=== Selected text ===
Resource : Locomotion No. 1

This is the first steam powered railway engine to run on a public railway. It was designed by George Stephenson and sparked a transport revolution that transformed the lives and fortunes of people across Britain and the wider world.

Resource : Banner from the “Peterloo Massacre”

On the 16th August 1819, a huge crowd of people gathered in St Peter’s Field, Manchester to hear Henry ‘Orator’ Hunt and other noted radical speakers calling for parliamentary reform. At least 17 people would die of injuries received on the day, and around 700 suffered serious wounds at the hands of local armed forces. There was a popular outcry, and the radical press named the incident the ‘Peterloo Massacre’, a mocking reference to the Battle of Waterloo.

Resource : The Fighting Temeraire

JMW Turner is one of Britain’s best loved artists. He became known as the ‘painter of light’ due to his trademark style and use of colour in landscapes and seascapes. The Fighting Temeraire, one of his most famous oil paintings, shows the warship Temeraire being towed by a steam-powered tug on its last ever journey before being broken up. It is said to symbolise the decline of Britain’s naval power, the passing of the ‘glorious’ age of sail and the growth of ‘modern’ technology in an increasingly industrialised Britain. The industrial revolution and the history of the Royal Navy were therefore both saluted, through Turner’s revolutionary brand of romantic landscape painting.

Resource : The factory child’s trouble – sampler

This is a sampler that records the sufferings of a child, working in one of the many textile mills in Salford (Greater Manchester). It was sewn by Elizabeth Hodgates who was 12 years old in 1833 and reminds us of the terrible working conditions for children, women and men during the industrial revolution.

Resource : Boulton & Watt engine

James Watt’s ingenious improvements to the steam engine transformed this relatively simple technology, making it more efficient and adapting it so it could be used to turn wheels. His ideas revolutionised steam power, literally driving the industrial revolution and transforming the British landscape and the lives of its people.

Resource : Koenig and Bauer’s steam powered printing press

The industrial printing press was one of the most influential inventions of the Age of Revolution. It allowed thousands of copies of all types of written texts and images to be printed quickly and cheaply. Pamphlets, newspapers, handbills and books could now be mass produced and distributed, spreading news, ideas, political and social campaigns, propaganda, stories, poetry and more.

Resource : South Wales industrial landscape

The industrial revolution describes the dramatic and long-lasting change in Wales’s landscape and infrastructure during the eighteenth and nineteenth centuries. As innovations in steam power and the design of machinery developed and advanced, new factories, mines, railways and canals began to radically transform the landscape, manufacturing, and the way people lived and worked.

Resource : Tokens given by mothers to their children on leaving them at the Foundling Hospital

This is a selection of tokens from mothers who, unable to keep their babies, left them at the Foundling Hospital in London. They highlight the plight of single mothers and destitute families unable to care for their children and are a poignant reminder of the growing poverty crisis as cities became more heavily industrialised and workers more mobile during the Age of Revolution. Many babies were left anonymously by their mothers, along with a token to identify them, in the hope that they might be reunited in the future.

Resource : Luddite ticket

In the early 1700s, work in the textile industry was mainly hand-operated and undertaken by people skilled in crafts such as weaving and knitting. But innovations in steam power and the design of machinery in the late 18th and early 19th century transformed manufacturing and the way people worked. Much of the new labour could be undertaken by unskilled workers in factories away from the household, quicker than ever before and for a fraction of the price. Skilled textile workers, who found their livelihoods threatened by new, labour-saving technology, responded witha series of violent protests. They became known as the Luddites.

=== What you have to do ===
In the resource descriptions, update everything from "Resource : South" down to "lived and worked." so that "factories" becomes "mills".

=== Data provided ===
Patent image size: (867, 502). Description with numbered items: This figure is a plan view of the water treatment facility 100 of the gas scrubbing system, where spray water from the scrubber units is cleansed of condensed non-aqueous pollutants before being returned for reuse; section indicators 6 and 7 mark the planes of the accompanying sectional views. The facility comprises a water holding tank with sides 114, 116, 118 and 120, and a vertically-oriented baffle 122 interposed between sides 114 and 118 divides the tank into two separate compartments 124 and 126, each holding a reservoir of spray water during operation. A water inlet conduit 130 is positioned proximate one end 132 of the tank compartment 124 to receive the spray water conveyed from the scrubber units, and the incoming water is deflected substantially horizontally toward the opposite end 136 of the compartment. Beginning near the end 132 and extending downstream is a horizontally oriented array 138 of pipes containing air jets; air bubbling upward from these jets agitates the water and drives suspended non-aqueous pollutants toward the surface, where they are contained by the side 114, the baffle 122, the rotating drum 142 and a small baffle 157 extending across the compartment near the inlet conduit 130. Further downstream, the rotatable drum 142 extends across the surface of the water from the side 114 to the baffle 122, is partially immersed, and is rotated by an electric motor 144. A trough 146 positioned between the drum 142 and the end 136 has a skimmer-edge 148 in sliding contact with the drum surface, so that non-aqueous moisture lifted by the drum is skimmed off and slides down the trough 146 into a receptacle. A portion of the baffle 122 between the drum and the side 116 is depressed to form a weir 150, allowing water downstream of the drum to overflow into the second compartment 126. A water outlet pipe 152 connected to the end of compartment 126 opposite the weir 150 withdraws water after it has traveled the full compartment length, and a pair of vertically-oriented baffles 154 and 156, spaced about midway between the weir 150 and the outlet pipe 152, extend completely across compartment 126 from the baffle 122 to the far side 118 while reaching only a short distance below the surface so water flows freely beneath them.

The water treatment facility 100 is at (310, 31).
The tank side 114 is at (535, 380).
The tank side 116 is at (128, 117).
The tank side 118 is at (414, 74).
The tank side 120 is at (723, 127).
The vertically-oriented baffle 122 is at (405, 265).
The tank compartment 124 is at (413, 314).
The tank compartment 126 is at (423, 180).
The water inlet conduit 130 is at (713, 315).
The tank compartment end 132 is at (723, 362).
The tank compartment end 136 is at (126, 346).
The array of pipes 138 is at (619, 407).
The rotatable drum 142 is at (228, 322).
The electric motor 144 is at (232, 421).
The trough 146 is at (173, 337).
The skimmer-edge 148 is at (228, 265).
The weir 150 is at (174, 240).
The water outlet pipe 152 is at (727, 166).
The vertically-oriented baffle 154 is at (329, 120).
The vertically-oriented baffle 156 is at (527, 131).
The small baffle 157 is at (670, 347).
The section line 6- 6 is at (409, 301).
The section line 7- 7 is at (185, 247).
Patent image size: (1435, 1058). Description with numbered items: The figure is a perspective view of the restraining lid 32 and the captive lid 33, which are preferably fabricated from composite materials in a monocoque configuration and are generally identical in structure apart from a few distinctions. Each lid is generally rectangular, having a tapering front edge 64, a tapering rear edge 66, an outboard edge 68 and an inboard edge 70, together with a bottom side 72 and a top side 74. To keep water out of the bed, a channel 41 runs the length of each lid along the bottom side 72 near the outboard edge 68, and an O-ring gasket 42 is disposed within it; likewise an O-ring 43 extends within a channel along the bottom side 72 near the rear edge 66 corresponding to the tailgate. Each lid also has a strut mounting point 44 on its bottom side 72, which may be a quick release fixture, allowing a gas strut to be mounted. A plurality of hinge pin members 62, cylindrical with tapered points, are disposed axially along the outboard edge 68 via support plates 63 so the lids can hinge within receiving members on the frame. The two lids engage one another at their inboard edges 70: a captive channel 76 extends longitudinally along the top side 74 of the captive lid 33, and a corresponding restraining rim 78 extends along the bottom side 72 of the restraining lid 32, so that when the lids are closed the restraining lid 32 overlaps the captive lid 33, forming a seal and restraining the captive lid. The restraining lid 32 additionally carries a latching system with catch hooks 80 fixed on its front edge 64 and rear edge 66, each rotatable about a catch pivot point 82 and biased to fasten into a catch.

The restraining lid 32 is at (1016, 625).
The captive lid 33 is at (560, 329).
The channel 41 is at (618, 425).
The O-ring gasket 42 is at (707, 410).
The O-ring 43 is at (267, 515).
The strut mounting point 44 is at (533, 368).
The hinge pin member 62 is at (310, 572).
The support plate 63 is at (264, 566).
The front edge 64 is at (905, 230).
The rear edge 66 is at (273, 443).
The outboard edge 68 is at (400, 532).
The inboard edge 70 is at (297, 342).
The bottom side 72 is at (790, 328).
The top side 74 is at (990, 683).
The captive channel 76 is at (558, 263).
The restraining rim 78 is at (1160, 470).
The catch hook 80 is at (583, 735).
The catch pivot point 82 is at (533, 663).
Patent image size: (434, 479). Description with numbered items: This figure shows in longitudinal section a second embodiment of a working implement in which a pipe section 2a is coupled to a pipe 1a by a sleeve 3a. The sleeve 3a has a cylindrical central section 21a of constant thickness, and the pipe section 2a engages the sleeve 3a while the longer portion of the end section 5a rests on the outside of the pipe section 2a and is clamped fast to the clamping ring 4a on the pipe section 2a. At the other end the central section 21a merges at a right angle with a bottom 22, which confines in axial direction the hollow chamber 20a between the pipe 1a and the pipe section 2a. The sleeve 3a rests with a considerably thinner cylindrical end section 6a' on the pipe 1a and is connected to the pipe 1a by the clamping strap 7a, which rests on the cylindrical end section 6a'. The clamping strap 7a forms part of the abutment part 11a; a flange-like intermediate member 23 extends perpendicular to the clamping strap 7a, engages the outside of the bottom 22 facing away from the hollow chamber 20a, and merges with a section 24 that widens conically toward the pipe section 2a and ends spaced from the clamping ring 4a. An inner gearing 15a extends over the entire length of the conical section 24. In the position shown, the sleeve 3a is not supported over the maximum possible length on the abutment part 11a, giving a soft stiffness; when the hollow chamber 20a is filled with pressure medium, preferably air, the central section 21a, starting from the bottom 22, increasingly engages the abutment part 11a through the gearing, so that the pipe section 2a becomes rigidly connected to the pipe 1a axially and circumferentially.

=== Result of this task ===
Resource : South Wales industrial landscape

The industrial revolution describes the dramatic and long-lasting change in Wales’s landscape and infrastructure during the eighteenth and nineteenth centuries. As innovations in steam power and the design of machinery developed and advanced, new mills, mines, railways and canals began to radically transform the landscape, manufacturing, and the way people lived and worked.